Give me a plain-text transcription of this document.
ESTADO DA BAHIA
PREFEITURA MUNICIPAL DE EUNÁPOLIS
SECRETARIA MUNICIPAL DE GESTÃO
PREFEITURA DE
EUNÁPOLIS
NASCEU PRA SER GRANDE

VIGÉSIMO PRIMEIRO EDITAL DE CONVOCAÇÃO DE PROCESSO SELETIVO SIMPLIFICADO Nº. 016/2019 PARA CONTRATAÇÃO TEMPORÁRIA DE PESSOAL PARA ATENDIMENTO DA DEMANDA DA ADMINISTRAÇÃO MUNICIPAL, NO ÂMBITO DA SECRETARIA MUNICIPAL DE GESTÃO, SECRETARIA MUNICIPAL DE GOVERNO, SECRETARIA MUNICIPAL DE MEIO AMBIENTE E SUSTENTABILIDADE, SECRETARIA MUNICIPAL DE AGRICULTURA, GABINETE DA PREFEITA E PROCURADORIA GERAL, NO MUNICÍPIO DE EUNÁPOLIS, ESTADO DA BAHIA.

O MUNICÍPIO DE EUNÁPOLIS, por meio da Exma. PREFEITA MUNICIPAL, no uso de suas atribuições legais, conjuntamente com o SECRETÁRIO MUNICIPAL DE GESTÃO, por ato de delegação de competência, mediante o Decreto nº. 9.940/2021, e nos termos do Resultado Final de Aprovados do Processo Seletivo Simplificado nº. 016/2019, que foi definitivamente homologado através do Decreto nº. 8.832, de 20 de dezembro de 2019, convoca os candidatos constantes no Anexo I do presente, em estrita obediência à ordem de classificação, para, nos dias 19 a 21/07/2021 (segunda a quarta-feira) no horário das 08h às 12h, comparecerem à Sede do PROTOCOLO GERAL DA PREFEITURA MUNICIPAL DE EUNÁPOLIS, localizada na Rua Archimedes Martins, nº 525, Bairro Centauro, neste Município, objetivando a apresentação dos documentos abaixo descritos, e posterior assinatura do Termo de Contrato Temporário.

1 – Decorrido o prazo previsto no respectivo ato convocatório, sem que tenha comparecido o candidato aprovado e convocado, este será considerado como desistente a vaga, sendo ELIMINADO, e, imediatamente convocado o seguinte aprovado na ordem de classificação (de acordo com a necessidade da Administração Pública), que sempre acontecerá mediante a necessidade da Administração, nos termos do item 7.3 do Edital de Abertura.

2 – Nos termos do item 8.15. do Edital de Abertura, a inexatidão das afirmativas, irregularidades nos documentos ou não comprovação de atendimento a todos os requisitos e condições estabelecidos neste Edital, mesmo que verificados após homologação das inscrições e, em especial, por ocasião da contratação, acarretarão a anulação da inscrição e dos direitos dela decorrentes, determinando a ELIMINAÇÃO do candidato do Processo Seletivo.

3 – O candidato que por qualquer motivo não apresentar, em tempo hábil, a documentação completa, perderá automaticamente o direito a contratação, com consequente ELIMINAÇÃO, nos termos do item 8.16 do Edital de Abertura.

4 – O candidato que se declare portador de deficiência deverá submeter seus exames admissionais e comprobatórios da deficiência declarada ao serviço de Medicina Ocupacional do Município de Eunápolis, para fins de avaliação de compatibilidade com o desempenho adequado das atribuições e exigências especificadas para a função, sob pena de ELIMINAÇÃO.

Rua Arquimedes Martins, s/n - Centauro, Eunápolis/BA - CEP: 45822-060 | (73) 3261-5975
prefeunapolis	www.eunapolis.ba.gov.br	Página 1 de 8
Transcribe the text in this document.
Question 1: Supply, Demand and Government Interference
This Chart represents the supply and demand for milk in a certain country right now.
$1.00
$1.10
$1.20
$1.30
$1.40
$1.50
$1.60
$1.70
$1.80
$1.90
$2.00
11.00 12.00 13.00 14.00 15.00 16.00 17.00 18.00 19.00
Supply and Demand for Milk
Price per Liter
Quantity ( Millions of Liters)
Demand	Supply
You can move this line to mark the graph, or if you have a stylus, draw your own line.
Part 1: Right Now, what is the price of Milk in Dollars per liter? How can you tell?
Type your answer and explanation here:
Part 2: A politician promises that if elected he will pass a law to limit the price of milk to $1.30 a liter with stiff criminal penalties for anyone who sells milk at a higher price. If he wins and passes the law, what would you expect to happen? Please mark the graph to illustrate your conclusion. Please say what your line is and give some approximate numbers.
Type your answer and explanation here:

=======

From the listing above, reproduce all the lines exactly.

■ Reply
Give me a plain-text transcription of this document.
ESTADO DA BAHIA
PREFEITURA MUNICIPAL DE EUNÁPOLIS
SECRETARIA MUNICIPAL DE GESTÃO
PREFEITURA DE
EUNÁPOLIS
NASCEU PRA SER GRANDE

VIGÉSIMO PRIMEIRO EDITAL DE CONVOCAÇÃO DE PROCESSO SELETIVO SIMPLIFICADO Nº. 016/2019 PARA CONTRATAÇÃO TEMPORÁRIA DE PESSOAL PARA ATENDIMENTO DA DEMANDA DA ADMINISTRAÇÃO MUNICIPAL, NO ÂMBITO DA SECRETARIA MUNICIPAL DE GESTÃO, SECRETARIA MUNICIPAL DE GOVERNO, SECRETARIA MUNICIPAL DE MEIO AMBIENTE E SUSTENTABILIDADE, SECRETARIA MUNICIPAL DE AGRICULTURA, GABINETE DA PREFEITA E PROCURADORIA GERAL, NO MUNICÍPIO DE EUNÁPOLIS, ESTADO DA BAHIA.

O MUNICÍPIO DE EUNÁPOLIS, por meio da Exma. PREFEITA MUNICIPAL, no uso de suas atribuições legais, conjuntamente com o SECRETÁRIO MUNICIPAL DE GESTÃO, por ato de delegação de competência, mediante o Decreto nº. 9.940/2021, e nos termos do Resultado Final de Aprovados do Processo Seletivo Simplificado nº. 016/2019, que foi definitivamente homologado através do Decreto nº. 8.832, de 20 de dezembro de 2019, convoca os candidatos constantes no Anexo I do presente, em estrita obediência à ordem de classificação, para, nos dias 19 a 21/07/2021 (segunda a quarta-feira) no horário das 08h às 12h, comparecerem à Sede do PROTOCOLO GERAL DA PREFEITURA MUNICIPAL DE EUNÁPOLIS, localizada na Rua Archimedes Martins, nº 525, Bairro Centauro, neste Município, objetivando a apresentação dos documentos abaixo descritos, e posterior assinatura do Termo de Contrato Temporário.

1 – Decorrido o prazo previsto no respectivo ato convocatório, sem que tenha comparecido o candidato aprovado e convocado, este será considerado como desistente a vaga, sendo ELIMINADO, e, imediatamente convocado o seguinte aprovado na ordem de classificação (de acordo com a necessidade da Administração Pública), que sempre acontecerá mediante a necessidade da Administração, nos termos do item 7.3 do Edital de Abertura.

2 – Nos termos do item 8.15. do Edital de Abertura, a inexatidão das afirmativas, irregularidades nos documentos ou não comprovação de atendimento a todos os requisitos e condições estabelecidos neste Edital, mesmo que verificados após homologação das inscrições e, em especial, por ocasião da contratação, acarretarão a anulação da inscrição e dos direitos dela decorrentes, determinando a ELIMINAÇÃO do candidato do Processo Seletivo.

3 – O candidato que por qualquer motivo não apresentar, em tempo hábil, a documentação completa, perderá automaticamente o direito a contratação, com consequente ELIMINAÇÃO, nos termos do item 8.16 do Edital de Abertura.

4 – O candidato que se declare portador de deficiência deverá submeter seus exames admissionais e comprobatórios da deficiência declarada ao serviço de Medicina Ocupacional do Município de Eunápolis, para fins de avaliação de compatibilidade com o desempenho adequado das atribuições e exigências especificadas para a função, sob pena de ELIMINAÇÃO.

Rua Arquimedes Martins, s/n - Centauro, Eunápolis/BA - CEP: 45822-060 | (73) 3261-5975
prefeunapolis	www.eunapolis.ba.gov.br	Página 1 de 8
Transcribe the text in this document.
Question 1: Supply, Demand and Government Interference
This Chart represents the supply and demand for milk in a certain country right now.
$1.00
$1.10
$1.20
$1.30
$1.40
$1.50
$1.60
$1.70
$1.80
$1.90
$2.00
11.00 12.00 13.00 14.00 15.00 16.00 17.00 18.00 19.00
Supply and Demand for Milk
Price per Liter
Quantity ( Millions of Liters)
Demand	Supply
You can move this line to mark the graph, or if you have a stylus, draw your own line.
Part 1: Right Now, what is the price of Milk in Dollars per liter? How can you tell?
Type your answer and explanation here:
Part 2: A politician promises that if elected he will pass a law to limit the price of milk to $1.30 a liter with stiff criminal penalties for anyone who sells milk at a higher price. If he wins and passes the law, what would you expect to happen? Please mark the graph to illustrate your conclusion. Please say what your line is and give some approximate numbers.
Type your answer and explanation here:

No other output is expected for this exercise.